**TASK**
Send back all the data below, exactly as given.
** begin MATERIAL **
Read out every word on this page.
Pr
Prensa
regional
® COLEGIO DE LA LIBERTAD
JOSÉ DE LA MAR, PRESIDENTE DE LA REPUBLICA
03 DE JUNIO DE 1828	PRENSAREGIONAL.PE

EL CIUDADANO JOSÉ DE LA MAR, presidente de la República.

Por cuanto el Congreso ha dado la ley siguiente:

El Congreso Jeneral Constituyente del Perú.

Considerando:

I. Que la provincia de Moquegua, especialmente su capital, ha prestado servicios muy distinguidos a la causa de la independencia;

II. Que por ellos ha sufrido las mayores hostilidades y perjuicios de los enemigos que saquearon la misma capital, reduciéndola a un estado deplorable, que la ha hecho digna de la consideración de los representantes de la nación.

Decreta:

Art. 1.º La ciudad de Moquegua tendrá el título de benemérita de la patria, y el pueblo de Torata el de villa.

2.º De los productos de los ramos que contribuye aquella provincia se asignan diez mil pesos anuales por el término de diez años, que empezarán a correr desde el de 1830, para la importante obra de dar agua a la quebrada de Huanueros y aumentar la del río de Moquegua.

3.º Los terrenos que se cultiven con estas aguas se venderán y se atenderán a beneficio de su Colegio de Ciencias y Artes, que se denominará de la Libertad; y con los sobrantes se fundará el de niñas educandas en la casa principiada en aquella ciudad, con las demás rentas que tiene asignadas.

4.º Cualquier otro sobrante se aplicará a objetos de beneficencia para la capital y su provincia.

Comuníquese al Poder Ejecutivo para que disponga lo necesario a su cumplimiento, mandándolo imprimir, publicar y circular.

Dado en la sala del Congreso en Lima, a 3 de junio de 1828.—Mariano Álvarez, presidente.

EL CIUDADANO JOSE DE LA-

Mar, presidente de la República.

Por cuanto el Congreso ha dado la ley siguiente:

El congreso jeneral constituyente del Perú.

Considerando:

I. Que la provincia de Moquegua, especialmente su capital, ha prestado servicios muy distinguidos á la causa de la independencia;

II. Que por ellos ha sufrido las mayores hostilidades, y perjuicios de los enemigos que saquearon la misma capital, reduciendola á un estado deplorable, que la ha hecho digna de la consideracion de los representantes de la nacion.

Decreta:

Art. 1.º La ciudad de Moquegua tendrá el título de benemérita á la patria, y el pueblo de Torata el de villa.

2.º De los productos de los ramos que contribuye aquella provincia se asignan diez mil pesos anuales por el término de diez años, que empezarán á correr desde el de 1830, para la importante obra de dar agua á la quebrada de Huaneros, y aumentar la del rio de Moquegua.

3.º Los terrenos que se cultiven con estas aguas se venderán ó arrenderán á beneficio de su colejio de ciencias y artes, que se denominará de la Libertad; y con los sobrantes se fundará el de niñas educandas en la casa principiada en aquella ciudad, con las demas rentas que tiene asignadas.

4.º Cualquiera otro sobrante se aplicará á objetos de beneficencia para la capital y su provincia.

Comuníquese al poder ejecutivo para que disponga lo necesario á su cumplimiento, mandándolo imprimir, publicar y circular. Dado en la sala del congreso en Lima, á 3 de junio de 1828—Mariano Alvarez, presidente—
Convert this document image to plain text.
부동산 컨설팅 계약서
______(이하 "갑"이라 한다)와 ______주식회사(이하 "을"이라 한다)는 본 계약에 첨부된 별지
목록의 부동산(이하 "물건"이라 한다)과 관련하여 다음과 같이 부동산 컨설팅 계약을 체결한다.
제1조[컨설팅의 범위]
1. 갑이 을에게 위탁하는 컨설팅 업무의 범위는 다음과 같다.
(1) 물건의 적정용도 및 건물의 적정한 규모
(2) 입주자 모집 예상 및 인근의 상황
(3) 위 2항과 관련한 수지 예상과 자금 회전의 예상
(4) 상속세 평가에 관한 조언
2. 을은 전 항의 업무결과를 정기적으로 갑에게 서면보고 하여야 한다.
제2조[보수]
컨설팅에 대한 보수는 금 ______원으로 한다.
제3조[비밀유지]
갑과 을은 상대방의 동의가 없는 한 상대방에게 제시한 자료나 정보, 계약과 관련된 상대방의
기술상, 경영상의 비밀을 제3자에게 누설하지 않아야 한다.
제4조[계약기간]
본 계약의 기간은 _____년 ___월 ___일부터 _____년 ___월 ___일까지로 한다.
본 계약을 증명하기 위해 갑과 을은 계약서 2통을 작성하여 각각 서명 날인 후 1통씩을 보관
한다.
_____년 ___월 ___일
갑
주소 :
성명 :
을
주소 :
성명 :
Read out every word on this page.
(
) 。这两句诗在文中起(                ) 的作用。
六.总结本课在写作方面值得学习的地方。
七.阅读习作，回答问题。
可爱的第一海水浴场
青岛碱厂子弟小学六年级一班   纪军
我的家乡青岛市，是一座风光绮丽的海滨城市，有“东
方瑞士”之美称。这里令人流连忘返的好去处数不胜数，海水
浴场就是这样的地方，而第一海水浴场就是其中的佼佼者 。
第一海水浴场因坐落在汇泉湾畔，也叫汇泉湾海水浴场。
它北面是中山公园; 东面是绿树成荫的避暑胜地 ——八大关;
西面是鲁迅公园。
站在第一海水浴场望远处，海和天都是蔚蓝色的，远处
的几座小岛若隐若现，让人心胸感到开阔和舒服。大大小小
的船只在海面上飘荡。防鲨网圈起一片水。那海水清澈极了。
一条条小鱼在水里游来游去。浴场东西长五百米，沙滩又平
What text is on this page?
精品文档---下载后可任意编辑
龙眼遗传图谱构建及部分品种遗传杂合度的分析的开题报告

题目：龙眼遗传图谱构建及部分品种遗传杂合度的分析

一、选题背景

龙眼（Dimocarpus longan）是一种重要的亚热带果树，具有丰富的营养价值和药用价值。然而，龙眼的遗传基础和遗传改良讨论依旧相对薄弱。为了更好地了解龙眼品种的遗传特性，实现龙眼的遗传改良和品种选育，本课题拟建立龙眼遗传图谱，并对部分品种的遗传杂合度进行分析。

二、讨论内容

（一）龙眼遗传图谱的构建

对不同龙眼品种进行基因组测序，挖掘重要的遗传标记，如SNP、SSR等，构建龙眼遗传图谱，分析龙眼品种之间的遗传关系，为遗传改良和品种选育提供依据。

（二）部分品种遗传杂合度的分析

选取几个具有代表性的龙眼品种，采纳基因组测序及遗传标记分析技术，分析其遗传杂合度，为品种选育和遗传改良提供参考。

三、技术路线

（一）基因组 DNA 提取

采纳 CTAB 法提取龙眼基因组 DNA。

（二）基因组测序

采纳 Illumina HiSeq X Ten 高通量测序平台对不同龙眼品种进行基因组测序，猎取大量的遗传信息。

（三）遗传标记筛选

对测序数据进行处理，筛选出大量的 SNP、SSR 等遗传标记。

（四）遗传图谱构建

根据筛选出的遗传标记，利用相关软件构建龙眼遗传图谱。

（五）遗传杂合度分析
** end MATERIAL **
**SOLUTION FOR THIS EXERCISE**
Read out every word on this page.
Pr
Prensa
regional
® COLEGIO DE LA LIBERTAD
JOSÉ DE LA MAR, PRESIDENTE DE LA REPUBLICA
03 DE JUNIO DE 1828	PRENSAREGIONAL.PE

EL CIUDADANO JOSÉ DE LA MAR, presidente de la República.

Por cuanto el Congreso ha dado la ley siguiente:

El Congreso Jeneral Constituyente del Perú.

Considerando:

I. Que la provincia de Moquegua, especialmente su capital, ha prestado servicios muy distinguidos a la causa de la independencia;

II. Que por ellos ha sufrido las mayores hostilidades y perjuicios de los enemigos que saquearon la misma capital, reduciéndola a un estado deplorable, que la ha hecho digna de la consideración de los representantes de la nación.

Decreta:

Art. 1.º La ciudad de Moquegua tendrá el título de benemérita de la patria, y el pueblo de Torata el de villa.

2.º De los productos de los ramos que contribuye aquella provincia se asignan diez mil pesos anuales por el término de diez años, que empezarán a correr desde el de 1830, para la importante obra de dar agua a la quebrada de Huanueros y aumentar la del río de Moquegua.

3.º Los terrenos que se cultiven con estas aguas se venderán y se atenderán a beneficio de su Colegio de Ciencias y Artes, que se denominará de la Libertad; y con los sobrantes se fundará el de niñas educandas en la casa principiada en aquella ciudad, con las demás rentas que tiene asignadas.

4.º Cualquier otro sobrante se aplicará a objetos de beneficencia para la capital y su provincia.

Comuníquese al Poder Ejecutivo para que disponga lo necesario a su cumplimiento, mandándolo imprimir, publicar y circular.

Dado en la sala del Congreso en Lima, a 3 de junio de 1828.—Mariano Álvarez, presidente.

EL CIUDADANO JOSE DE LA-

Mar, presidente de la República.

Por cuanto el Congreso ha dado la ley siguiente:

El congreso jeneral constituyente del Perú.

Considerando:

I. Que la provincia de Moquegua, especialmente su capital, ha prestado servicios muy distinguidos á la causa de la independencia;

II. Que por ellos ha sufrido las mayores hostilidades, y perjuicios de los enemigos que saquearon la misma capital, reduciendola á un estado deplorable, que la ha hecho digna de la consideracion de los representantes de la nacion.

Decreta:

Art. 1.º La ciudad de Moquegua tendrá el título de benemérita á la patria, y el pueblo de Torata el de villa.

2.º De los productos de los ramos que contribuye aquella provincia se asignan diez mil pesos anuales por el término de diez años, que empezarán á correr desde el de 1830, para la importante obra de dar agua á la quebrada de Huaneros, y aumentar la del rio de Moquegua.

3.º Los terrenos que se cultiven con estas aguas se venderán ó arrenderán á beneficio de su colejio de ciencias y artes, que se denominará de la Libertad; y con los sobrantes se fundará el de niñas educandas en la casa principiada en aquella ciudad, con las demas rentas que tiene asignadas.

4.º Cualquiera otro sobrante se aplicará á objetos de beneficencia para la capital y su provincia.

Comuníquese al poder ejecutivo para que disponga lo necesario á su cumplimiento, mandándolo imprimir, publicar y circular. Dado en la sala del congreso en Lima, á 3 de junio de 1828—Mariano Alvarez, presidente—
Convert this document image to plain text.
부동산 컨설팅 계약서
______(이하 "갑"이라 한다)와 ______주식회사(이하 "을"이라 한다)는 본 계약에 첨부된 별지
목록의 부동산(이하 "물건"이라 한다)과 관련하여 다음과 같이 부동산 컨설팅 계약을 체결한다.
제1조[컨설팅의 범위]
1. 갑이 을에게 위탁하는 컨설팅 업무의 범위는 다음과 같다.
(1) 물건의 적정용도 및 건물의 적정한 규모
(2) 입주자 모집 예상 및 인근의 상황
(3) 위 2항과 관련한 수지 예상과 자금 회전의 예상
(4) 상속세 평가에 관한 조언
2. 을은 전 항의 업무결과를 정기적으로 갑에게 서면보고 하여야 한다.
제2조[보수]
컨설팅에 대한 보수는 금 ______원으로 한다.
제3조[비밀유지]
갑과 을은 상대방의 동의가 없는 한 상대방에게 제시한 자료나 정보, 계약과 관련된 상대방의
기술상, 경영상의 비밀을 제3자에게 누설하지 않아야 한다.
제4조[계약기간]
본 계약의 기간은 _____년 ___월 ___일부터 _____년 ___월 ___일까지로 한다.
본 계약을 증명하기 위해 갑과 을은 계약서 2통을 작성하여 각각 서명 날인 후 1통씩을 보관
한다.
_____년 ___월 ___일
갑
주소 :
성명 :
을
주소 :
성명 :
Read out every word on this page.
(
) 。这两句诗在文中起(                ) 的作用。
六.总结本课在写作方面值得学习的地方。
七.阅读习作，回答问题。
可爱的第一海水浴场
青岛碱厂子弟小学六年级一班   纪军
我的家乡青岛市，是一座风光绮丽的海滨城市，有“东
方瑞士”之美称。这里令人流连忘返的好去处数不胜数，海水
浴场就是这样的地方，而第一海水浴场就是其中的佼佼者 。
第一海水浴场因坐落在汇泉湾畔，也叫汇泉湾海水浴场。
它北面是中山公园; 东面是绿树成荫的避暑胜地 ——八大关;
西面是鲁迅公园。
站在第一海水浴场望远处，海和天都是蔚蓝色的，远处
的几座小岛若隐若现，让人心胸感到开阔和舒服。大大小小
的船只在海面上飘荡。防鲨网圈起一片水。那海水清澈极了。
一条条小鱼在水里游来游去。浴场东西长五百米，沙滩又平
What text is on this page?
精品文档---下载后可任意编辑
龙眼遗传图谱构建及部分品种遗传杂合度的分析的开题报告

题目：龙眼遗传图谱构建及部分品种遗传杂合度的分析

一、选题背景

龙眼（Dimocarpus longan）是一种重要的亚热带果树，具有丰富的营养价值和药用价值。然而，龙眼的遗传基础和遗传改良讨论依旧相对薄弱。为了更好地了解龙眼品种的遗传特性，实现龙眼的遗传改良和品种选育，本课题拟建立龙眼遗传图谱，并对部分品种的遗传杂合度进行分析。

二、讨论内容

（一）龙眼遗传图谱的构建

对不同龙眼品种进行基因组测序，挖掘重要的遗传标记，如SNP、SSR等，构建龙眼遗传图谱，分析龙眼品种之间的遗传关系，为遗传改良和品种选育提供依据。

（二）部分品种遗传杂合度的分析

选取几个具有代表性的龙眼品种，采纳基因组测序及遗传标记分析技术，分析其遗传杂合度，为品种选育和遗传改良提供参考。

三、技术路线

（一）基因组 DNA 提取

采纳 CTAB 法提取龙眼基因组 DNA。

（二）基因组测序

采纳 Illumina HiSeq X Ten 高通量测序平台对不同龙眼品种进行基因组测序，猎取大量的遗传信息。

（三）遗传标记筛选

对测序数据进行处理，筛选出大量的 SNP、SSR 等遗传标记。

（四）遗传图谱构建

根据筛选出的遗传标记，利用相关软件构建龙眼遗传图谱。

（五）遗传杂合度分析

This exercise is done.